__Provided material__.
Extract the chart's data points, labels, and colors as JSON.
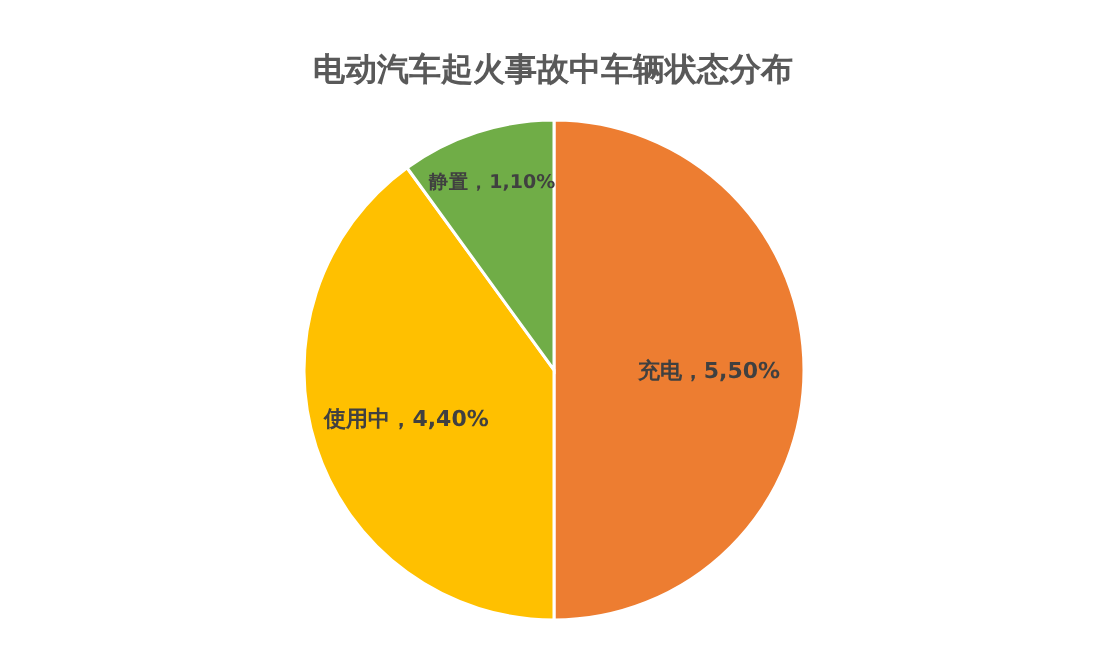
{
  "chart_data": {
    "type": "pie",
    "title": "电动汽车起火事故中车辆状态分布",
    "categories": [
      "充电",
      "使用中",
      "静置"
    ],
    "values": [
      5.5,
      4.4,
      1.1
    ],
    "value_labels": [
      "5,50%",
      "4,40%",
      "1,10%"
    ],
    "colors": [
      "#ed7d31",
      "#ffc000",
      "#70ad47"
    ]
  }
}
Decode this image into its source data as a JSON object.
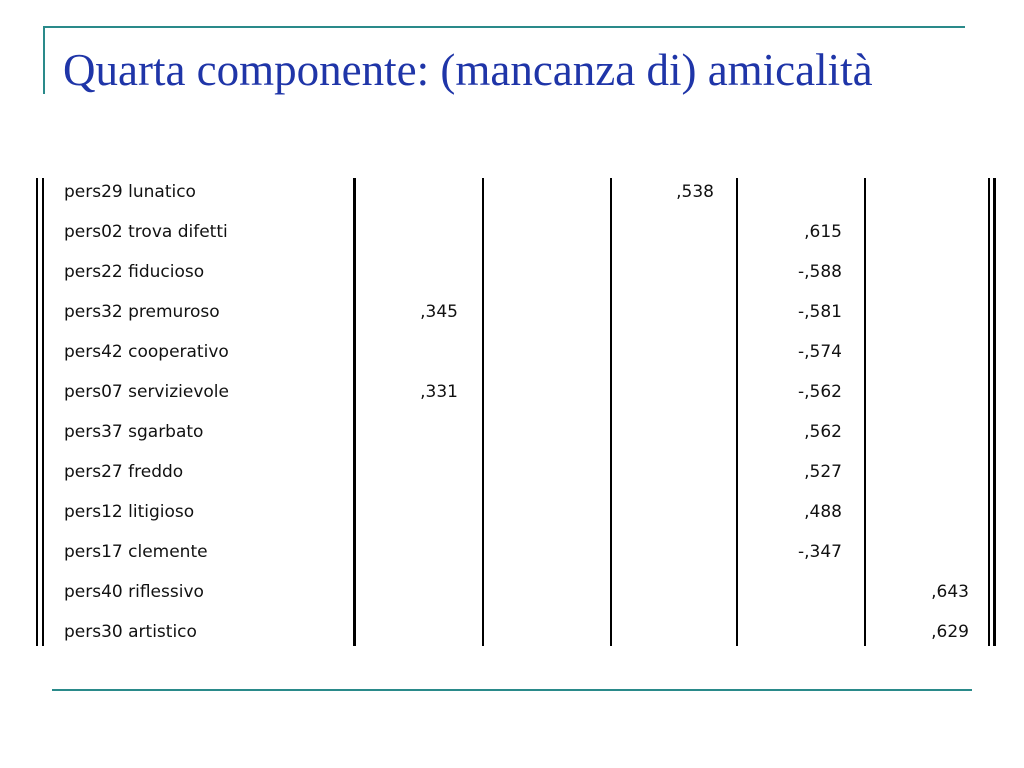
{
  "slide": {
    "title": "Quarta componente: (mancanza di) amicalità"
  },
  "table": {
    "rows": [
      {
        "label": "pers29 lunatico",
        "c1": "",
        "c2": "",
        "c3": ",538",
        "c4": "",
        "c5": ""
      },
      {
        "label": "pers02 trova difetti",
        "c1": "",
        "c2": "",
        "c3": "",
        "c4": ",615",
        "c5": ""
      },
      {
        "label": "pers22 fiducioso",
        "c1": "",
        "c2": "",
        "c3": "",
        "c4": "-,588",
        "c5": ""
      },
      {
        "label": "pers32 premuroso",
        "c1": ",345",
        "c2": "",
        "c3": "",
        "c4": "-,581",
        "c5": ""
      },
      {
        "label": "pers42 cooperativo",
        "c1": "",
        "c2": "",
        "c3": "",
        "c4": "-,574",
        "c5": ""
      },
      {
        "label": "pers07 servizievole",
        "c1": ",331",
        "c2": "",
        "c3": "",
        "c4": "-,562",
        "c5": ""
      },
      {
        "label": "pers37 sgarbato",
        "c1": "",
        "c2": "",
        "c3": "",
        "c4": ",562",
        "c5": ""
      },
      {
        "label": "pers27 freddo",
        "c1": "",
        "c2": "",
        "c3": "",
        "c4": ",527",
        "c5": ""
      },
      {
        "label": "pers12 litigioso",
        "c1": "",
        "c2": "",
        "c3": "",
        "c4": ",488",
        "c5": ""
      },
      {
        "label": "pers17 clemente",
        "c1": "",
        "c2": "",
        "c3": "",
        "c4": "-,347",
        "c5": ""
      },
      {
        "label": "pers40 riflessivo",
        "c1": "",
        "c2": "",
        "c3": "",
        "c4": "",
        "c5": ",643"
      },
      {
        "label": "pers30 artistico",
        "c1": "",
        "c2": "",
        "c3": "",
        "c4": "",
        "c5": ",629"
      }
    ]
  }
}
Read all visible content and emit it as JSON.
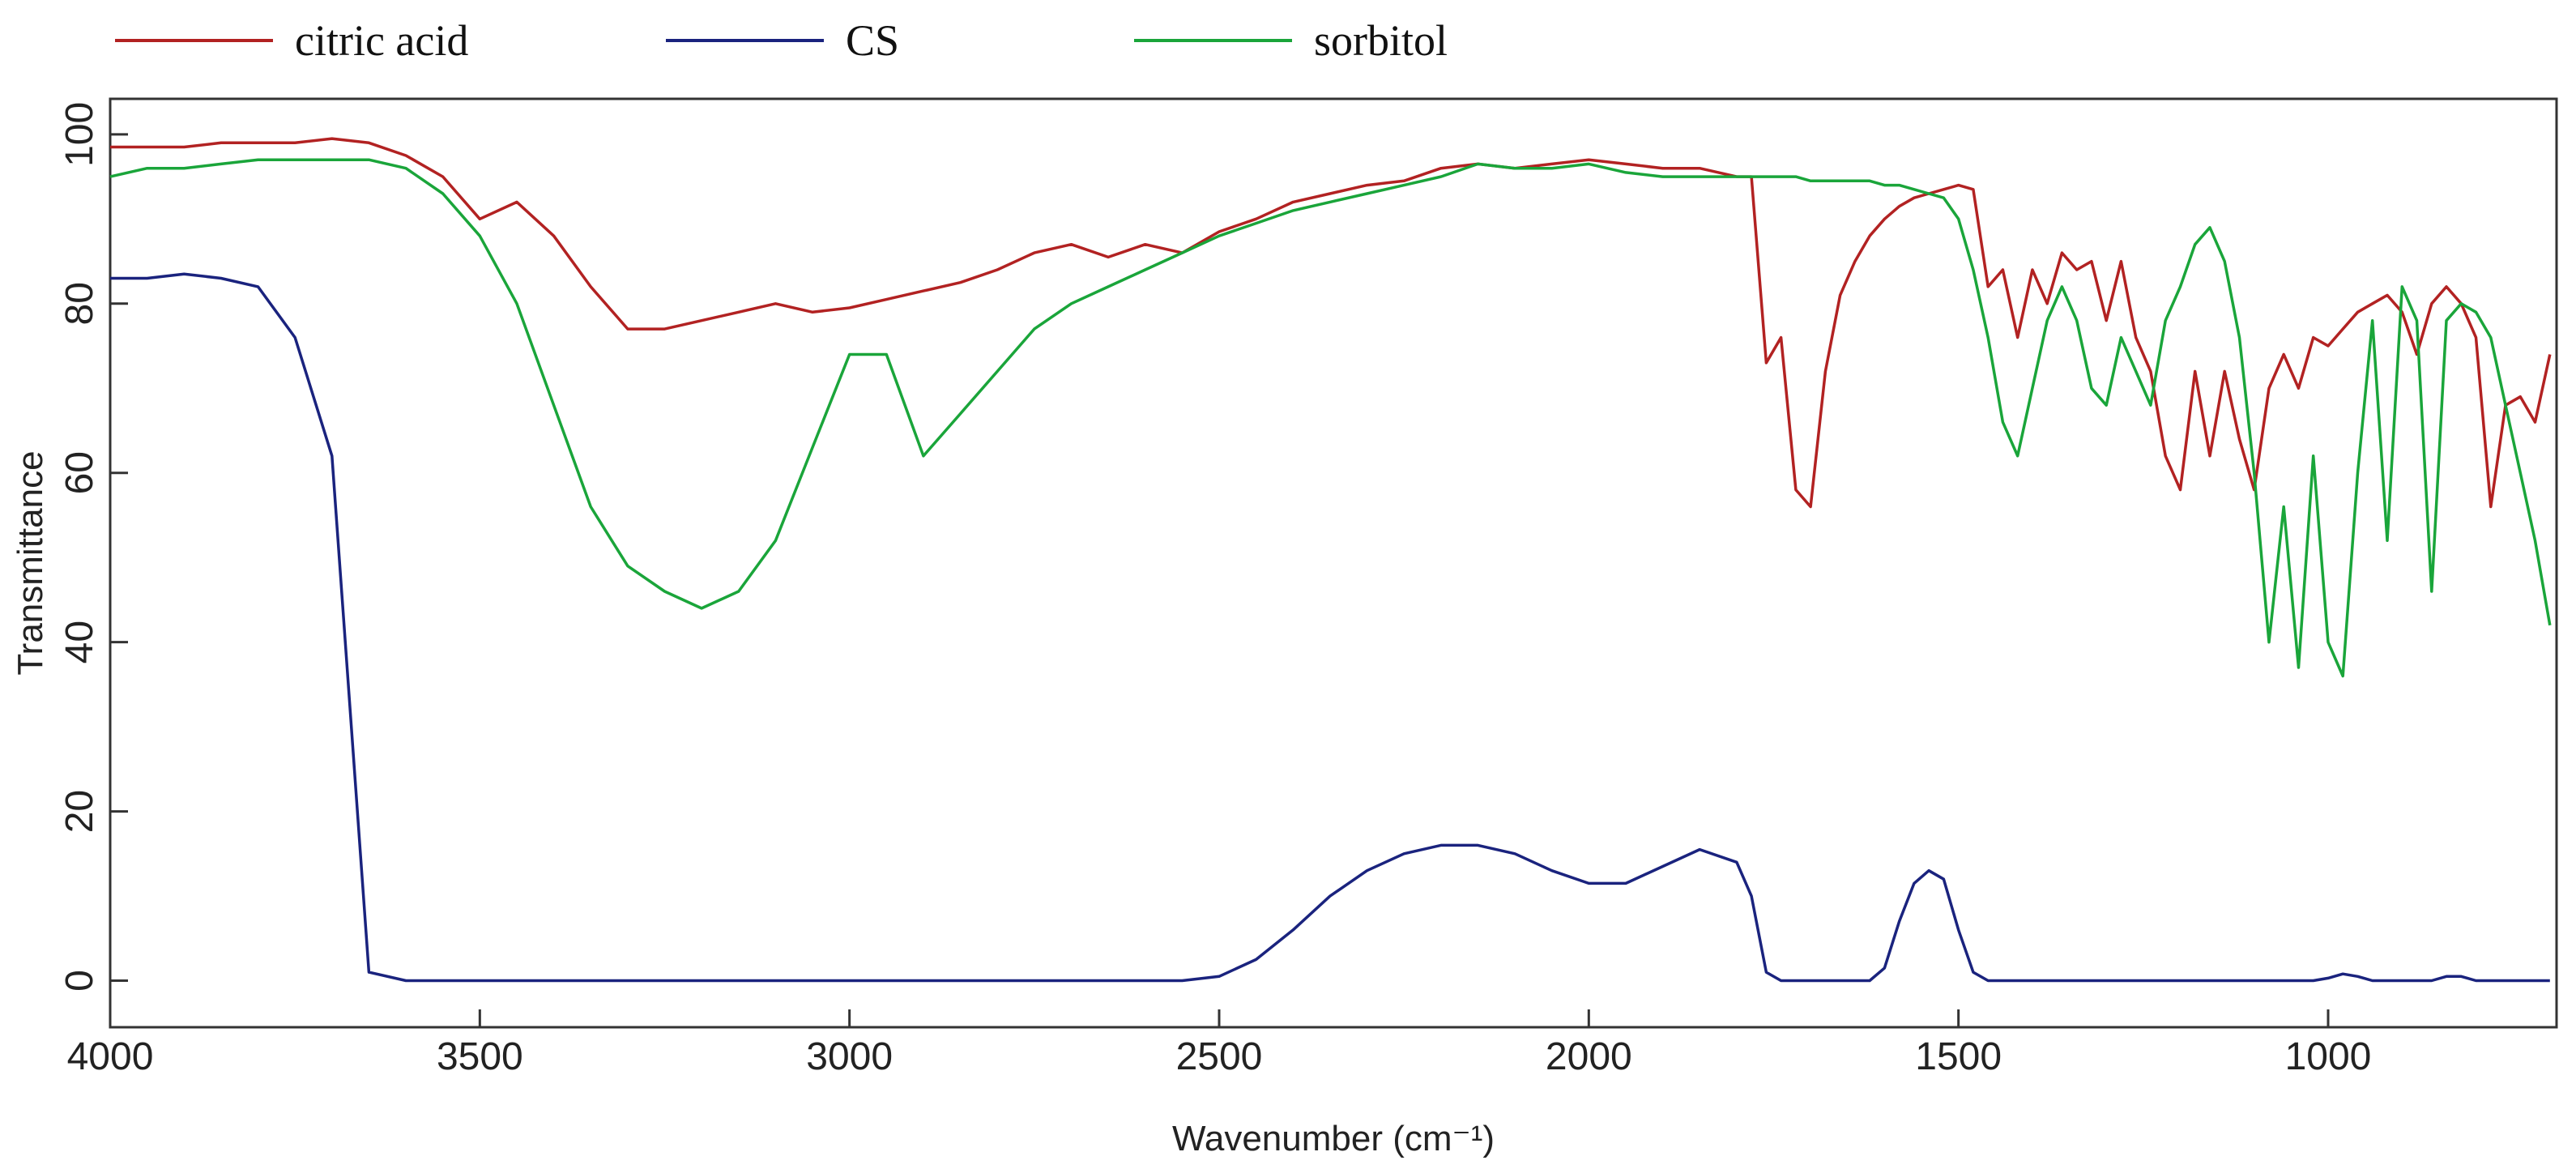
{
  "chart_data": {
    "type": "line",
    "x_label": "Wavenumber (cm⁻¹)",
    "y_label": "Transmittance",
    "xlim": [
      4000,
      691
    ],
    "ylim": [
      -5.5,
      104.2
    ],
    "xticks": [
      4000,
      3500,
      3000,
      2500,
      2000,
      1500,
      1000
    ],
    "yticks": [
      0,
      20,
      40,
      60,
      80,
      100
    ],
    "x": [
      4000,
      3950,
      3900,
      3850,
      3800,
      3750,
      3700,
      3650,
      3600,
      3550,
      3500,
      3450,
      3400,
      3350,
      3300,
      3250,
      3200,
      3150,
      3100,
      3050,
      3000,
      2950,
      2900,
      2850,
      2800,
      2750,
      2700,
      2650,
      2600,
      2550,
      2500,
      2450,
      2400,
      2350,
      2300,
      2250,
      2200,
      2150,
      2100,
      2050,
      2000,
      1950,
      1900,
      1850,
      1800,
      1780,
      1760,
      1740,
      1720,
      1700,
      1680,
      1660,
      1640,
      1620,
      1600,
      1580,
      1560,
      1540,
      1520,
      1500,
      1480,
      1460,
      1440,
      1420,
      1400,
      1380,
      1360,
      1340,
      1320,
      1300,
      1280,
      1260,
      1240,
      1220,
      1200,
      1180,
      1160,
      1140,
      1120,
      1100,
      1080,
      1060,
      1040,
      1020,
      1000,
      980,
      960,
      940,
      920,
      900,
      880,
      860,
      840,
      820,
      800,
      780,
      760,
      740,
      720,
      700
    ],
    "series": [
      {
        "name": "citric acid",
        "color": "#b22222",
        "values": [
          98.5,
          98.5,
          98.5,
          99,
          99,
          99,
          99.5,
          99,
          97.5,
          95,
          90,
          92,
          88,
          82,
          77,
          77,
          78,
          79,
          80,
          79,
          79.5,
          80.5,
          81.5,
          82.5,
          84,
          86,
          87,
          85.5,
          87,
          86,
          88.5,
          90,
          92,
          93,
          94,
          94.5,
          96,
          96.5,
          96,
          96.5,
          97,
          96.5,
          96,
          96,
          95,
          95,
          73,
          76,
          58,
          56,
          72,
          81,
          85,
          88,
          90,
          91.5,
          92.5,
          93,
          93.5,
          94,
          93.5,
          82,
          84,
          76,
          84,
          80,
          86,
          84,
          85,
          78,
          85,
          76,
          72,
          62,
          58,
          72,
          62,
          72,
          64,
          58,
          70,
          74,
          70,
          76,
          75,
          77,
          79,
          80,
          81,
          79,
          74,
          80,
          82,
          80,
          76,
          56,
          68,
          69,
          66,
          74
        ]
      },
      {
        "name": "CS",
        "color": "#1a237e",
        "values": [
          83,
          83,
          83.5,
          83,
          82,
          76,
          62,
          1,
          0,
          0,
          0,
          0,
          0,
          0,
          0,
          0,
          0,
          0,
          0,
          0,
          0,
          0,
          0,
          0,
          0,
          0,
          0,
          0,
          0,
          0,
          0.5,
          2.5,
          6,
          10,
          13,
          15,
          16,
          16,
          15,
          13,
          11.5,
          11.5,
          13.5,
          15.5,
          14,
          10,
          1,
          0,
          0,
          0,
          0,
          0,
          0,
          0,
          1.5,
          7,
          11.5,
          13,
          12,
          6,
          1,
          0,
          0,
          0,
          0,
          0,
          0,
          0,
          0,
          0,
          0,
          0,
          0,
          0,
          0,
          0,
          0,
          0,
          0,
          0,
          0,
          0,
          0,
          0,
          0.3,
          0.8,
          0.5,
          0,
          0,
          0,
          0,
          0,
          0.5,
          0.5,
          0,
          0,
          0,
          0,
          0,
          0
        ]
      },
      {
        "name": "sorbitol",
        "color": "#1aa53a",
        "values": [
          95,
          96,
          96,
          96.5,
          97,
          97,
          97,
          97,
          96,
          93,
          88,
          80,
          68,
          56,
          49,
          46,
          44,
          46,
          52,
          63,
          74,
          74,
          62,
          67,
          72,
          77,
          80,
          82,
          84,
          86,
          88,
          89.5,
          91,
          92,
          93,
          94,
          95,
          96.5,
          96,
          96,
          96.5,
          95.5,
          95,
          95,
          95,
          95,
          95,
          95,
          95,
          94.5,
          94.5,
          94.5,
          94.5,
          94.5,
          94,
          94,
          93.5,
          93,
          92.5,
          90,
          84,
          76,
          66,
          62,
          70,
          78,
          82,
          78,
          70,
          68,
          76,
          72,
          68,
          78,
          82,
          87,
          89,
          85,
          76,
          60,
          40,
          56,
          37,
          62,
          40,
          36,
          60,
          78,
          52,
          82,
          78,
          46,
          78,
          80,
          79,
          76,
          68,
          60,
          52,
          42
        ]
      }
    ]
  }
}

__Short exercise__.
Make an exact copy of the records above, with the pictures left out.

__Worked solution__.
Extract the chart's data points, labels, and colors as JSON.
{
  "chart_data": {
    "type": "pie",
    "title": "电动汽车起火事故中车辆状态分布",
    "categories": [
      "充电",
      "使用中",
      "静置"
    ],
    "values": [
      5.5,
      4.4,
      1.1
    ],
    "value_labels": [
      "5,50%",
      "4,40%",
      "1,10%"
    ],
    "colors": [
      "#ed7d31",
      "#ffc000",
      "#70ad47"
    ]
  }
}
Decode this image into its source data as a JSON object.
{
  "slide": {
    "title": "Quarta componente: (mancanza di) amicalità"
  },
  "table": {
    "rows": [
      {
        "label": "pers29 lunatico",
        "c1": "",
        "c2": "",
        "c3": ",538",
        "c4": "",
        "c5": ""
      },
      {
        "label": "pers02 trova difetti",
        "c1": "",
        "c2": "",
        "c3": "",
        "c4": ",615",
        "c5": ""
      },
      {
        "label": "pers22 fiducioso",
        "c1": "",
        "c2": "",
        "c3": "",
        "c4": "-,588",
        "c5": ""
      },
      {
        "label": "pers32 premuroso",
        "c1": ",345",
        "c2": "",
        "c3": "",
        "c4": "-,581",
        "c5": ""
      },
      {
        "label": "pers42 cooperativo",
        "c1": "",
        "c2": "",
        "c3": "",
        "c4": "-,574",
        "c5": ""
      },
      {
        "label": "pers07 servizievole",
        "c1": ",331",
        "c2": "",
        "c3": "",
        "c4": "-,562",
        "c5": ""
      },
      {
        "label": "pers37 sgarbato",
        "c1": "",
        "c2": "",
        "c3": "",
        "c4": ",562",
        "c5": ""
      },
      {
        "label": "pers27 freddo",
        "c1": "",
        "c2": "",
        "c3": "",
        "c4": ",527",
        "c5": ""
      },
      {
        "label": "pers12 litigioso",
        "c1": "",
        "c2": "",
        "c3": "",
        "c4": ",488",
        "c5": ""
      },
      {
        "label": "pers17 clemente",
        "c1": "",
        "c2": "",
        "c3": "",
        "c4": "-,347",
        "c5": ""
      },
      {
        "label": "pers40 riflessivo",
        "c1": "",
        "c2": "",
        "c3": "",
        "c4": "",
        "c5": ",643"
      },
      {
        "label": "pers30 artistico",
        "c1": "",
        "c2": "",
        "c3": "",
        "c4": "",
        "c5": ",629"
      }
    ]
  }
}
Read all visible content and emit it as JSON.
{
  "chart_data": {
    "type": "line",
    "x_label": "Wavenumber (cm⁻¹)",
    "y_label": "Transmittance",
    "xlim": [
      4000,
      691
    ],
    "ylim": [
      -5.5,
      104.2
    ],
    "xticks": [
      4000,
      3500,
      3000,
      2500,
      2000,
      1500,
      1000
    ],
    "yticks": [
      0,
      20,
      40,
      60,
      80,
      100
    ],
    "x": [
      4000,
      3950,
      3900,
      3850,
      3800,
      3750,
      3700,
      3650,
      3600,
      3550,
      3500,
      3450,
      3400,
      3350,
      3300,
      3250,
      3200,
      3150,
      3100,
      3050,
      3000,
      2950,
      2900,
      2850,
      2800,
      2750,
      2700,
      2650,
      2600,
      2550,
      2500,
      2450,
      2400,
      2350,
      2300,
      2250,
      2200,
      2150,
      2100,
      2050,
      2000,
      1950,
      1900,
      1850,
      1800,
      1780,
      1760,
      1740,
      1720,
      1700,
      1680,
      1660,
      1640,
      1620,
      1600,
      1580,
      1560,
      1540,
      1520,
      1500,
      1480,
      1460,
      1440,
      1420,
      1400,
      1380,
      1360,
      1340,
      1320,
      1300,
      1280,
      1260,
      1240,
      1220,
      1200,
      1180,
      1160,
      1140,
      1120,
      1100,
      1080,
      1060,
      1040,
      1020,
      1000,
      980,
      960,
      940,
      920,
      900,
      880,
      860,
      840,
      820,
      800,
      780,
      760,
      740,
      720,
      700
    ],
    "series": [
      {
        "name": "citric acid",
        "color": "#b22222",
        "values": [
          98.5,
          98.5,
          98.5,
          99,
          99,
          99,
          99.5,
          99,
          97.5,
          95,
          90,
          92,
          88,
          82,
          77,
          77,
          78,
          79,
          80,
          79,
          79.5,
          80.5,
          81.5,
          82.5,
          84,
          86,
          87,
          85.5,
          87,
          86,
          88.5,
          90,
          92,
          93,
          94,
          94.5,
          96,
          96.5,
          96,
          96.5,
          97,
          96.5,
          96,
          96,
          95,
          95,
          73,
          76,
          58,
          56,
          72,
          81,
          85,
          88,
          90,
          91.5,
          92.5,
          93,
          93.5,
          94,
          93.5,
          82,
          84,
          76,
          84,
          80,
          86,
          84,
          85,
          78,
          85,
          76,
          72,
          62,
          58,
          72,
          62,
          72,
          64,
          58,
          70,
          74,
          70,
          76,
          75,
          77,
          79,
          80,
          81,
          79,
          74,
          80,
          82,
          80,
          76,
          56,
          68,
          69,
          66,
          74
        ]
      },
      {
        "name": "CS",
        "color": "#1a237e",
        "values": [
          83,
          83,
          83.5,
          83,
          82,
          76,
          62,
          1,
          0,
          0,
          0,
          0,
          0,
          0,
          0,
          0,
          0,
          0,
          0,
          0,
          0,
          0,
          0,
          0,
          0,
          0,
          0,
          0,
          0,
          0,
          0.5,
          2.5,
          6,
          10,
          13,
          15,
          16,
          16,
          15,
          13,
          11.5,
          11.5,
          13.5,
          15.5,
          14,
          10,
          1,
          0,
          0,
          0,
          0,
          0,
          0,
          0,
          1.5,
          7,
          11.5,
          13,
          12,
          6,
          1,
          0,
          0,
          0,
          0,
          0,
          0,
          0,
          0,
          0,
          0,
          0,
          0,
          0,
          0,
          0,
          0,
          0,
          0,
          0,
          0,
          0,
          0,
          0,
          0.3,
          0.8,
          0.5,
          0,
          0,
          0,
          0,
          0,
          0.5,
          0.5,
          0,
          0,
          0,
          0,
          0,
          0
        ]
      },
      {
        "name": "sorbitol",
        "color": "#1aa53a",
        "values": [
          95,
          96,
          96,
          96.5,
          97,
          97,
          97,
          97,
          96,
          93,
          88,
          80,
          68,
          56,
          49,
          46,
          44,
          46,
          52,
          63,
          74,
          74,
          62,
          67,
          72,
          77,
          80,
          82,
          84,
          86,
          88,
          89.5,
          91,
          92,
          93,
          94,
          95,
          96.5,
          96,
          96,
          96.5,
          95.5,
          95,
          95,
          95,
          95,
          95,
          95,
          95,
          94.5,
          94.5,
          94.5,
          94.5,
          94.5,
          94,
          94,
          93.5,
          93,
          92.5,
          90,
          84,
          76,
          66,
          62,
          70,
          78,
          82,
          78,
          70,
          68,
          76,
          72,
          68,
          78,
          82,
          87,
          89,
          85,
          76,
          60,
          40,
          56,
          37,
          62,
          40,
          36,
          60,
          78,
          52,
          82,
          78,
          46,
          78,
          80,
          79,
          76,
          68,
          60,
          52,
          42
        ]
      }
    ]
  }
}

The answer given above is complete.